Work to do —
The records below need retyping in full; give them again exactly.

Data section —
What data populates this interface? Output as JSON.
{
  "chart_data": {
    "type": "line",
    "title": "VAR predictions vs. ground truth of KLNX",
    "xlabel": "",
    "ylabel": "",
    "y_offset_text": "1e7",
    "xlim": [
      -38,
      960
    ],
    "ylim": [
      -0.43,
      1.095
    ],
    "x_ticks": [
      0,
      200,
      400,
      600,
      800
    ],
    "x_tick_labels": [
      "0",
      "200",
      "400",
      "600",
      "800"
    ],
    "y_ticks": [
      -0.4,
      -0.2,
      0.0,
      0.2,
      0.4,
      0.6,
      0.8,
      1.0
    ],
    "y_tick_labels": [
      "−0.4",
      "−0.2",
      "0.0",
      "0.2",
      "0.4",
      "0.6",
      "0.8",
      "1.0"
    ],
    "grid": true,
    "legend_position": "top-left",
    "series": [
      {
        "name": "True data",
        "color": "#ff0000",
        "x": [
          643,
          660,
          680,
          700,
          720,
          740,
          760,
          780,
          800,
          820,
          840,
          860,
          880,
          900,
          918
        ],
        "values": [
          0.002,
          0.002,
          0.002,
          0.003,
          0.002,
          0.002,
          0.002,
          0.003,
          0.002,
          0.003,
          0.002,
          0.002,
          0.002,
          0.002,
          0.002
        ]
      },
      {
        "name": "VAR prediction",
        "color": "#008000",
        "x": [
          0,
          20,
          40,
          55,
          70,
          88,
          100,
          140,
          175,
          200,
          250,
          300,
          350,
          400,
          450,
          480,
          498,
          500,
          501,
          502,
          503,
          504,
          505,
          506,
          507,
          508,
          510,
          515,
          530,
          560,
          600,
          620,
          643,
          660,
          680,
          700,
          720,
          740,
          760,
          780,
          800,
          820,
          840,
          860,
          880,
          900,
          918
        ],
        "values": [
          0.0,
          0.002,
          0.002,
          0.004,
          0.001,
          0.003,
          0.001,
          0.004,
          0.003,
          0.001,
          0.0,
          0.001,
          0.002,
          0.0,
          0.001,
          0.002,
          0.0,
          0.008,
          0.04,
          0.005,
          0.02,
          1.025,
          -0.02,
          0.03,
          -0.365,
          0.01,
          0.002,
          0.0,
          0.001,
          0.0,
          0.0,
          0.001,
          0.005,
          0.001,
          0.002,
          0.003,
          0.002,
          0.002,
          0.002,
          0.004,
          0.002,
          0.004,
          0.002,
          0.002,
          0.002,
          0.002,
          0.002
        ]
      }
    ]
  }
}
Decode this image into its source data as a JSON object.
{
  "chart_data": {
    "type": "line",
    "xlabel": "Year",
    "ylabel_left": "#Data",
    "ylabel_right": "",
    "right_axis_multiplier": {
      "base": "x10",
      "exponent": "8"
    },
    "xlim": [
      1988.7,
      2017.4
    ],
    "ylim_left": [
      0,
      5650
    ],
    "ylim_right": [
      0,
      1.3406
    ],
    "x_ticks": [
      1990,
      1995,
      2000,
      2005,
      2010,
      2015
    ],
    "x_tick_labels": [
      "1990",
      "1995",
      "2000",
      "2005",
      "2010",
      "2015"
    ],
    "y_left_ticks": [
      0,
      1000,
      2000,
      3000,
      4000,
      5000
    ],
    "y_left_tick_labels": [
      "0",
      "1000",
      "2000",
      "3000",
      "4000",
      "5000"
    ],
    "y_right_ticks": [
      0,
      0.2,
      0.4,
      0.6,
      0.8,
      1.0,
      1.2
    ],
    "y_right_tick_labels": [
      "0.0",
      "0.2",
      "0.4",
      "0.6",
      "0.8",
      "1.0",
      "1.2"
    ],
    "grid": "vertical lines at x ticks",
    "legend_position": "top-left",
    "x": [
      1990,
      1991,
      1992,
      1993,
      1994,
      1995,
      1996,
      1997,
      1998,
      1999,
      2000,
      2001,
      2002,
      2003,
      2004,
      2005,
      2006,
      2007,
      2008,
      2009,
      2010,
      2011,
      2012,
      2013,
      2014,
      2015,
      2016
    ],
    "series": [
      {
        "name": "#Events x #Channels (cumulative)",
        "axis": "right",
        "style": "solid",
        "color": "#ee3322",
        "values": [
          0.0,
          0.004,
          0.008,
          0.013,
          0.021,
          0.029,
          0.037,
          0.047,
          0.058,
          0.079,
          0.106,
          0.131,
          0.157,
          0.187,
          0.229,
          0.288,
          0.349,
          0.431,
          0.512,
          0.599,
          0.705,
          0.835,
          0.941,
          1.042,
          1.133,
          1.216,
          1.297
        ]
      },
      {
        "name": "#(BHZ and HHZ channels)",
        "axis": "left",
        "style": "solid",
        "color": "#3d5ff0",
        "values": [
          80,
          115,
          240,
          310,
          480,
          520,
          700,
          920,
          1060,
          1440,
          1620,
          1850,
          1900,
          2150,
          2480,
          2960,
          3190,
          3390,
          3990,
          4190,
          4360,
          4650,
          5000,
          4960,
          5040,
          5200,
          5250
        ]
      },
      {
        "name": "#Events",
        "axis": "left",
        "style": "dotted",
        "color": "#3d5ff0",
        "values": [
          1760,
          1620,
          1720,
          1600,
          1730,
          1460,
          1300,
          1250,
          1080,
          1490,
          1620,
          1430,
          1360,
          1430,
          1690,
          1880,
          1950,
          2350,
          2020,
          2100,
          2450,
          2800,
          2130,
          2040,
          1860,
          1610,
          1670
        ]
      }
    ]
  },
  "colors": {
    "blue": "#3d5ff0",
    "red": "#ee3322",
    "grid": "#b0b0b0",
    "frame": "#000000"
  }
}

Output —
What data populates this interface? Output as JSON.
{
  "chart_data": {
    "type": "line",
    "title": "VAR predictions vs. ground truth of KLNX",
    "xlabel": "",
    "ylabel": "",
    "y_offset_text": "1e7",
    "xlim": [
      -38,
      960
    ],
    "ylim": [
      -0.43,
      1.095
    ],
    "x_ticks": [
      0,
      200,
      400,
      600,
      800
    ],
    "x_tick_labels": [
      "0",
      "200",
      "400",
      "600",
      "800"
    ],
    "y_ticks": [
      -0.4,
      -0.2,
      0.0,
      0.2,
      0.4,
      0.6,
      0.8,
      1.0
    ],
    "y_tick_labels": [
      "−0.4",
      "−0.2",
      "0.0",
      "0.2",
      "0.4",
      "0.6",
      "0.8",
      "1.0"
    ],
    "grid": true,
    "legend_position": "top-left",
    "series": [
      {
        "name": "True data",
        "color": "#ff0000",
        "x": [
          643,
          660,
          680,
          700,
          720,
          740,
          760,
          780,
          800,
          820,
          840,
          860,
          880,
          900,
          918
        ],
        "values": [
          0.002,
          0.002,
          0.002,
          0.003,
          0.002,
          0.002,
          0.002,
          0.003,
          0.002,
          0.003,
          0.002,
          0.002,
          0.002,
          0.002,
          0.002
        ]
      },
      {
        "name": "VAR prediction",
        "color": "#008000",
        "x": [
          0,
          20,
          40,
          55,
          70,
          88,
          100,
          140,
          175,
          200,
          250,
          300,
          350,
          400,
          450,
          480,
          498,
          500,
          501,
          502,
          503,
          504,
          505,
          506,
          507,
          508,
          510,
          515,
          530,
          560,
          600,
          620,
          643,
          660,
          680,
          700,
          720,
          740,
          760,
          780,
          800,
          820,
          840,
          860,
          880,
          900,
          918
        ],
        "values": [
          0.0,
          0.002,
          0.002,
          0.004,
          0.001,
          0.003,
          0.001,
          0.004,
          0.003,
          0.001,
          0.0,
          0.001,
          0.002,
          0.0,
          0.001,
          0.002,
          0.0,
          0.008,
          0.04,
          0.005,
          0.02,
          1.025,
          -0.02,
          0.03,
          -0.365,
          0.01,
          0.002,
          0.0,
          0.001,
          0.0,
          0.0,
          0.001,
          0.005,
          0.001,
          0.002,
          0.003,
          0.002,
          0.002,
          0.002,
          0.004,
          0.002,
          0.004,
          0.002,
          0.002,
          0.002,
          0.002,
          0.002
        ]
      }
    ]
  }
}
Decode this image into its source data as a JSON object.
{
  "chart_data": {
    "type": "line",
    "xlabel": "Year",
    "ylabel_left": "#Data",
    "ylabel_right": "",
    "right_axis_multiplier": {
      "base": "x10",
      "exponent": "8"
    },
    "xlim": [
      1988.7,
      2017.4
    ],
    "ylim_left": [
      0,
      5650
    ],
    "ylim_right": [
      0,
      1.3406
    ],
    "x_ticks": [
      1990,
      1995,
      2000,
      2005,
      2010,
      2015
    ],
    "x_tick_labels": [
      "1990",
      "1995",
      "2000",
      "2005",
      "2010",
      "2015"
    ],
    "y_left_ticks": [
      0,
      1000,
      2000,
      3000,
      4000,
      5000
    ],
    "y_left_tick_labels": [
      "0",
      "1000",
      "2000",
      "3000",
      "4000",
      "5000"
    ],
    "y_right_ticks": [
      0,
      0.2,
      0.4,
      0.6,
      0.8,
      1.0,
      1.2
    ],
    "y_right_tick_labels": [
      "0.0",
      "0.2",
      "0.4",
      "0.6",
      "0.8",
      "1.0",
      "1.2"
    ],
    "grid": "vertical lines at x ticks",
    "legend_position": "top-left",
    "x": [
      1990,
      1991,
      1992,
      1993,
      1994,
      1995,
      1996,
      1997,
      1998,
      1999,
      2000,
      2001,
      2002,
      2003,
      2004,
      2005,
      2006,
      2007,
      2008,
      2009,
      2010,
      2011,
      2012,
      2013,
      2014,
      2015,
      2016
    ],
    "series": [
      {
        "name": "#Events x #Channels (cumulative)",
        "axis": "right",
        "style": "solid",
        "color": "#ee3322",
        "values": [
          0.0,
          0.004,
          0.008,
          0.013,
          0.021,
          0.029,
          0.037,
          0.047,
          0.058,
          0.079,
          0.106,
          0.131,
          0.157,
          0.187,
          0.229,
          0.288,
          0.349,
          0.431,
          0.512,
          0.599,
          0.705,
          0.835,
          0.941,
          1.042,
          1.133,
          1.216,
          1.297
        ]
      },
      {
        "name": "#(BHZ and HHZ channels)",
        "axis": "left",
        "style": "solid",
        "color": "#3d5ff0",
        "values": [
          80,
          115,
          240,
          310,
          480,
          520,
          700,
          920,
          1060,
          1440,
          1620,
          1850,
          1900,
          2150,
          2480,
          2960,
          3190,
          3390,
          3990,
          4190,
          4360,
          4650,
          5000,
          4960,
          5040,
          5200,
          5250
        ]
      },
      {
        "name": "#Events",
        "axis": "left",
        "style": "dotted",
        "color": "#3d5ff0",
        "values": [
          1760,
          1620,
          1720,
          1600,
          1730,
          1460,
          1300,
          1250,
          1080,
          1490,
          1620,
          1430,
          1360,
          1430,
          1690,
          1880,
          1950,
          2350,
          2020,
          2100,
          2450,
          2800,
          2130,
          2040,
          1860,
          1610,
          1670
        ]
      }
    ]
  },
  "colors": {
    "blue": "#3d5ff0",
    "red": "#ee3322",
    "grid": "#b0b0b0",
    "frame": "#000000"
  }
}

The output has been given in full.